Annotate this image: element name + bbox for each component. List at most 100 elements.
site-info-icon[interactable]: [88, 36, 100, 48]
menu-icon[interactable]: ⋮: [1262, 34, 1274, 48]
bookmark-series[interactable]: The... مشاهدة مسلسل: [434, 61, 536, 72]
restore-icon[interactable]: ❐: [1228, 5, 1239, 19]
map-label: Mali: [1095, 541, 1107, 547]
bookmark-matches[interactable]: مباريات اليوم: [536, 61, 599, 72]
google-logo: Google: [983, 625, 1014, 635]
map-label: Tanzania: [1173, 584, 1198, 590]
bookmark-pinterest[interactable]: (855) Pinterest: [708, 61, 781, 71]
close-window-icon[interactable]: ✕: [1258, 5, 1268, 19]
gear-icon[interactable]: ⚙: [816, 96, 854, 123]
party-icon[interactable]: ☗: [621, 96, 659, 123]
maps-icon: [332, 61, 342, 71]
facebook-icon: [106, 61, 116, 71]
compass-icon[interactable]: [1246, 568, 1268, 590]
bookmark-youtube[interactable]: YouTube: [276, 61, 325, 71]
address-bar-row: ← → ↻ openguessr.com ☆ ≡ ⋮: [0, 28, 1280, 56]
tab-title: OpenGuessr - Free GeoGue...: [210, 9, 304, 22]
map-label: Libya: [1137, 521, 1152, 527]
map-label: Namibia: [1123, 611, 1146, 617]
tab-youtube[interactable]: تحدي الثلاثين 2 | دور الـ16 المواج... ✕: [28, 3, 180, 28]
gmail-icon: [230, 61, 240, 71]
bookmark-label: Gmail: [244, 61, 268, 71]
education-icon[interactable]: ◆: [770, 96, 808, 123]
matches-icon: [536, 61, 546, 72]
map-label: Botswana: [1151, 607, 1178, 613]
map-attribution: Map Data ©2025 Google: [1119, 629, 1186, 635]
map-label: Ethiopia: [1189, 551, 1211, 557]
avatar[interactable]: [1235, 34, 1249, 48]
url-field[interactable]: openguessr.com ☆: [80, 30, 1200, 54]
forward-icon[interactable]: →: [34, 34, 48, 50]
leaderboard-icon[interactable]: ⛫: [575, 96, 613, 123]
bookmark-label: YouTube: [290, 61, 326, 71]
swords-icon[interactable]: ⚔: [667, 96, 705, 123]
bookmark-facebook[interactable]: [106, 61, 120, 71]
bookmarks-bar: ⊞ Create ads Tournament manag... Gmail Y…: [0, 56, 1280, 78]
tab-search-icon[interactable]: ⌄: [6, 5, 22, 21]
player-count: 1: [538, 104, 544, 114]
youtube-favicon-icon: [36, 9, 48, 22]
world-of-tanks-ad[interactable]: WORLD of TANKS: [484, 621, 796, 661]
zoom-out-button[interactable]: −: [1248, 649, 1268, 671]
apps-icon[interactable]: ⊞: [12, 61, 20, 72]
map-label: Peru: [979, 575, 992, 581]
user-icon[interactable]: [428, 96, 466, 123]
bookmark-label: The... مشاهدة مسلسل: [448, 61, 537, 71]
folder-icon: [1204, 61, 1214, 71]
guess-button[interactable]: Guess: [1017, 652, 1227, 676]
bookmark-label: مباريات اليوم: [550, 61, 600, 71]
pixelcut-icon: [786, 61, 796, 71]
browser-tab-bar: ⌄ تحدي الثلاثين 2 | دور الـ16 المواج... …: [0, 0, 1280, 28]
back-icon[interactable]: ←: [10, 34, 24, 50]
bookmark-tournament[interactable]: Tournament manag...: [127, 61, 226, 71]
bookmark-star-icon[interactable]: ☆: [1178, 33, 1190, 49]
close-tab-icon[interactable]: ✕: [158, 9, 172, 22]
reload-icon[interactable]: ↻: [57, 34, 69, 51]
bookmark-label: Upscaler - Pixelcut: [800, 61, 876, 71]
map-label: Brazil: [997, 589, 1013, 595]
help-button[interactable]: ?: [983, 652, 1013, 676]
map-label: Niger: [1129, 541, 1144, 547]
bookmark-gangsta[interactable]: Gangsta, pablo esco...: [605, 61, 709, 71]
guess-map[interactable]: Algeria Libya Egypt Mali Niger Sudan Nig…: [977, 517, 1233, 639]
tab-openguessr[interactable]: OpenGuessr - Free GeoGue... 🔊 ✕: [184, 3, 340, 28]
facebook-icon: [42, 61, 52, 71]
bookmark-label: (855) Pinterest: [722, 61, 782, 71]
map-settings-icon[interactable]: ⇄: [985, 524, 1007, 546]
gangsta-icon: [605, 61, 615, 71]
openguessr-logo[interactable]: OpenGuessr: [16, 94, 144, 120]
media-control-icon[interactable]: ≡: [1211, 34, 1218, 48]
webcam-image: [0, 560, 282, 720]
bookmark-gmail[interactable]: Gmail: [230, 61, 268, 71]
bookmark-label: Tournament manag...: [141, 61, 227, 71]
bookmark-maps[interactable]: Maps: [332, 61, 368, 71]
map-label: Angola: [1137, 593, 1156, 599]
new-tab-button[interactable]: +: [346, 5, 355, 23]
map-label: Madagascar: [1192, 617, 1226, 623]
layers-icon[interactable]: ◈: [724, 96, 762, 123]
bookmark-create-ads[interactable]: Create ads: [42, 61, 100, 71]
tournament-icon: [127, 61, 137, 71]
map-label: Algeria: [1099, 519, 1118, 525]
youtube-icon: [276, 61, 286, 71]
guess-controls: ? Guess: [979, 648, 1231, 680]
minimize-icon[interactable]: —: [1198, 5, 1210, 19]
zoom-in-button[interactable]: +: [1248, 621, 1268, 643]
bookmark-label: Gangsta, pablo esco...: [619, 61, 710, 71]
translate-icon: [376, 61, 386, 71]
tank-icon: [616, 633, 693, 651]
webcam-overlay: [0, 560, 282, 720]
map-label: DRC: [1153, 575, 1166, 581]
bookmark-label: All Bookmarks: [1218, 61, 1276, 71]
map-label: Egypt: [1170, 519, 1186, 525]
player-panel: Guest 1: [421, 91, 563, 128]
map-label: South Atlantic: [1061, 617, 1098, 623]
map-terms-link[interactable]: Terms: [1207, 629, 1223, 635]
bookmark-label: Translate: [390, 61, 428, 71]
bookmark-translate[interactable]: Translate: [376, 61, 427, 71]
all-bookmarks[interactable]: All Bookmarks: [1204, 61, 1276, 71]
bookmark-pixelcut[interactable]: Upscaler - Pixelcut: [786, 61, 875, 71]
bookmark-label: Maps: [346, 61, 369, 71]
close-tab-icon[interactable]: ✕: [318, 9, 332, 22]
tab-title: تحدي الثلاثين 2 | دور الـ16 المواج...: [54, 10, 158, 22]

# Task instructions
Reproduce every entry above line for line, character for character, with no changes.

# Full answer
Annotate this image: element name + bbox for each component. List at most 100 elements.
site-info-icon[interactable]: [88, 36, 100, 48]
menu-icon[interactable]: ⋮: [1262, 34, 1274, 48]
bookmark-series[interactable]: The... مشاهدة مسلسل: [434, 61, 536, 72]
restore-icon[interactable]: ❐: [1228, 5, 1239, 19]
map-label: Mali: [1095, 541, 1107, 547]
bookmark-matches[interactable]: مباريات اليوم: [536, 61, 599, 72]
google-logo: Google: [983, 625, 1014, 635]
map-label: Tanzania: [1173, 584, 1198, 590]
bookmark-pinterest[interactable]: (855) Pinterest: [708, 61, 781, 71]
close-window-icon[interactable]: ✕: [1258, 5, 1268, 19]
gear-icon[interactable]: ⚙: [816, 96, 854, 123]
party-icon[interactable]: ☗: [621, 96, 659, 123]
maps-icon: [332, 61, 342, 71]
facebook-icon: [106, 61, 116, 71]
compass-icon[interactable]: [1246, 568, 1268, 590]
bookmark-youtube[interactable]: YouTube: [276, 61, 325, 71]
address-bar-row: ← → ↻ openguessr.com ☆ ≡ ⋮: [0, 28, 1280, 56]
tab-title: OpenGuessr - Free GeoGue...: [210, 9, 304, 22]
map-label: Libya: [1137, 521, 1152, 527]
map-label: Namibia: [1123, 611, 1146, 617]
tab-youtube[interactable]: تحدي الثلاثين 2 | دور الـ16 المواج... ✕: [28, 3, 180, 28]
gmail-icon: [230, 61, 240, 71]
bookmark-label: Gmail: [244, 61, 268, 71]
education-icon[interactable]: ◆: [770, 96, 808, 123]
matches-icon: [536, 61, 546, 72]
map-label: Botswana: [1151, 607, 1178, 613]
map-attribution: Map Data ©2025 Google: [1119, 629, 1186, 635]
map-label: Ethiopia: [1189, 551, 1211, 557]
avatar[interactable]: [1235, 34, 1249, 48]
url-field[interactable]: openguessr.com ☆: [80, 30, 1200, 54]
forward-icon[interactable]: →: [34, 34, 48, 50]
leaderboard-icon[interactable]: ⛫: [575, 96, 613, 123]
bookmark-label: YouTube: [290, 61, 326, 71]
swords-icon[interactable]: ⚔: [667, 96, 705, 123]
bookmark-facebook[interactable]: [106, 61, 120, 71]
bookmarks-bar: ⊞ Create ads Tournament manag... Gmail Y…: [0, 56, 1280, 78]
tab-search-icon[interactable]: ⌄: [6, 5, 22, 21]
player-count: 1: [538, 104, 544, 114]
youtube-favicon-icon: [36, 9, 48, 22]
world-of-tanks-ad[interactable]: WORLD of TANKS: [484, 621, 796, 661]
zoom-out-button[interactable]: −: [1248, 649, 1268, 671]
apps-icon[interactable]: ⊞: [12, 61, 20, 72]
map-label: Peru: [979, 575, 992, 581]
user-icon[interactable]: [428, 96, 466, 123]
bookmark-label: The... مشاهدة مسلسل: [448, 61, 537, 71]
folder-icon: [1204, 61, 1214, 71]
guess-button[interactable]: Guess: [1017, 652, 1227, 676]
bookmark-label: مباريات اليوم: [550, 61, 600, 71]
pixelcut-icon: [786, 61, 796, 71]
browser-tab-bar: ⌄ تحدي الثلاثين 2 | دور الـ16 المواج... …: [0, 0, 1280, 28]
back-icon[interactable]: ←: [10, 34, 24, 50]
bookmark-tournament[interactable]: Tournament manag...: [127, 61, 226, 71]
bookmark-star-icon[interactable]: ☆: [1178, 33, 1190, 49]
close-tab-icon[interactable]: ✕: [158, 9, 172, 22]
reload-icon[interactable]: ↻: [57, 34, 69, 51]
bookmark-label: Upscaler - Pixelcut: [800, 61, 876, 71]
map-label: Brazil: [997, 589, 1013, 595]
help-button[interactable]: ?: [983, 652, 1013, 676]
map-label: Niger: [1129, 541, 1144, 547]
bookmark-gangsta[interactable]: Gangsta, pablo esco...: [605, 61, 709, 71]
guess-map[interactable]: Algeria Libya Egypt Mali Niger Sudan Nig…: [977, 517, 1233, 639]
tab-openguessr[interactable]: OpenGuessr - Free GeoGue... 🔊 ✕: [184, 3, 340, 28]
facebook-icon: [42, 61, 52, 71]
bookmark-label: (855) Pinterest: [722, 61, 782, 71]
map-settings-icon[interactable]: ⇄: [985, 524, 1007, 546]
gangsta-icon: [605, 61, 615, 71]
openguessr-logo[interactable]: OpenGuessr: [16, 94, 144, 120]
media-control-icon[interactable]: ≡: [1211, 34, 1218, 48]
webcam-image: [0, 560, 282, 720]
bookmark-gmail[interactable]: Gmail: [230, 61, 268, 71]
bookmark-label: Tournament manag...: [141, 61, 227, 71]
bookmark-maps[interactable]: Maps: [332, 61, 368, 71]
map-label: Angola: [1137, 593, 1156, 599]
new-tab-button[interactable]: +: [346, 5, 355, 23]
map-label: Madagascar: [1192, 617, 1226, 623]
layers-icon[interactable]: ◈: [724, 96, 762, 123]
bookmark-create-ads[interactable]: Create ads: [42, 61, 100, 71]
tournament-icon: [127, 61, 137, 71]
map-label: Algeria: [1099, 519, 1118, 525]
youtube-icon: [276, 61, 286, 71]
guess-controls: ? Guess: [979, 648, 1231, 680]
minimize-icon[interactable]: —: [1198, 5, 1210, 19]
zoom-in-button[interactable]: +: [1248, 621, 1268, 643]
bookmark-label: Gangsta, pablo esco...: [619, 61, 710, 71]
translate-icon: [376, 61, 386, 71]
tank-icon: [616, 633, 693, 651]
webcam-overlay: [0, 560, 282, 720]
map-label: DRC: [1153, 575, 1166, 581]
bookmark-label: All Bookmarks: [1218, 61, 1276, 71]
map-label: Egypt: [1170, 519, 1186, 525]
player-panel: Guest 1: [421, 91, 563, 128]
map-label: South Atlantic: [1061, 617, 1098, 623]
map-terms-link[interactable]: Terms: [1207, 629, 1223, 635]
bookmark-label: Translate: [390, 61, 428, 71]
bookmark-translate[interactable]: Translate: [376, 61, 427, 71]
all-bookmarks[interactable]: All Bookmarks: [1204, 61, 1276, 71]
bookmark-pixelcut[interactable]: Upscaler - Pixelcut: [786, 61, 875, 71]
bookmark-label: Maps: [346, 61, 369, 71]
close-tab-icon[interactable]: ✕: [318, 9, 332, 22]
tab-title: تحدي الثلاثين 2 | دور الـ16 المواج...: [54, 10, 158, 22]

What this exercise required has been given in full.